- [What you are asked to do]
Write out the listing in full, matching it word for word.

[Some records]
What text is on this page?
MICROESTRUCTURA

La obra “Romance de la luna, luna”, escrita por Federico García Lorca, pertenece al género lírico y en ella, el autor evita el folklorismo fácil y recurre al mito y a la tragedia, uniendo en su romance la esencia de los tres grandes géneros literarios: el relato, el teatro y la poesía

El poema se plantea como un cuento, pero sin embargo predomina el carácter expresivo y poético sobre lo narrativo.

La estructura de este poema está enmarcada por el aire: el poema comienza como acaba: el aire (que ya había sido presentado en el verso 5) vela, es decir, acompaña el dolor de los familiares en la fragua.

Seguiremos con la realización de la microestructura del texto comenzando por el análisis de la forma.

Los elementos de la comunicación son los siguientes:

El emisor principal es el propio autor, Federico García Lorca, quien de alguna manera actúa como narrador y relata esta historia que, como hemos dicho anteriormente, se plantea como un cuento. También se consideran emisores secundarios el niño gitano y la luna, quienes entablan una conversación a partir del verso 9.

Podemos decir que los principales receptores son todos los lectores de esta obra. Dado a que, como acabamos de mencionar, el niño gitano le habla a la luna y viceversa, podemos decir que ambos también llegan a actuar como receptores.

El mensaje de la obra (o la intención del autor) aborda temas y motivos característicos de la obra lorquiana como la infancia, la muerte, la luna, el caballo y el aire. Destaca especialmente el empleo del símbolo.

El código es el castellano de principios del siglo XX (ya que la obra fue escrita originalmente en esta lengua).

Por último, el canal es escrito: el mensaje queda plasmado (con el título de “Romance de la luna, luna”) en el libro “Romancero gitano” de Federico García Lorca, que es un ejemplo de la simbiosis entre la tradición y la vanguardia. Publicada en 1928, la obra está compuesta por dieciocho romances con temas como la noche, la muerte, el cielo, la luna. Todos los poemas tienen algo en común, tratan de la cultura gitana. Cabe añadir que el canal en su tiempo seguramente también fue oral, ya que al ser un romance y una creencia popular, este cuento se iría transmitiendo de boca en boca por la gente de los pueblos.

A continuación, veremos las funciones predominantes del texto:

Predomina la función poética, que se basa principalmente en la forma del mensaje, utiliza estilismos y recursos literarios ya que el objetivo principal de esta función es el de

- [Full response]
What text is on this page?
MICROESTRUCTURA

La obra “Romance de la luna, luna”, escrita por Federico García Lorca, pertenece al género lírico y en ella, el autor evita el folklorismo fácil y recurre al mito y a la tragedia, uniendo en su romance la esencia de los tres grandes géneros literarios: el relato, el teatro y la poesía

El poema se plantea como un cuento, pero sin embargo predomina el carácter expresivo y poético sobre lo narrativo.

La estructura de este poema está enmarcada por el aire: el poema comienza como acaba: el aire (que ya había sido presentado en el verso 5) vela, es decir, acompaña el dolor de los familiares en la fragua.

Seguiremos con la realización de la microestructura del texto comenzando por el análisis de la forma.

Los elementos de la comunicación son los siguientes:

El emisor principal es el propio autor, Federico García Lorca, quien de alguna manera actúa como narrador y relata esta historia que, como hemos dicho anteriormente, se plantea como un cuento. También se consideran emisores secundarios el niño gitano y la luna, quienes entablan una conversación a partir del verso 9.

Podemos decir que los principales receptores son todos los lectores de esta obra. Dado a que, como acabamos de mencionar, el niño gitano le habla a la luna y viceversa, podemos decir que ambos también llegan a actuar como receptores.

El mensaje de la obra (o la intención del autor) aborda temas y motivos característicos de la obra lorquiana como la infancia, la muerte, la luna, el caballo y el aire. Destaca especialmente el empleo del símbolo.

El código es el castellano de principios del siglo XX (ya que la obra fue escrita originalmente en esta lengua).

Por último, el canal es escrito: el mensaje queda plasmado (con el título de “Romance de la luna, luna”) en el libro “Romancero gitano” de Federico García Lorca, que es un ejemplo de la simbiosis entre la tradición y la vanguardia. Publicada en 1928, la obra está compuesta por dieciocho romances con temas como la noche, la muerte, el cielo, la luna. Todos los poemas tienen algo en común, tratan de la cultura gitana. Cabe añadir que el canal en su tiempo seguramente también fue oral, ya que al ser un romance y una creencia popular, este cuento se iría transmitiendo de boca en boca por la gente de los pueblos.

A continuación, veremos las funciones predominantes del texto:

Predomina la función poética, que se basa principalmente en la forma del mensaje, utiliza estilismos y recursos literarios ya que el objetivo principal de esta función es el de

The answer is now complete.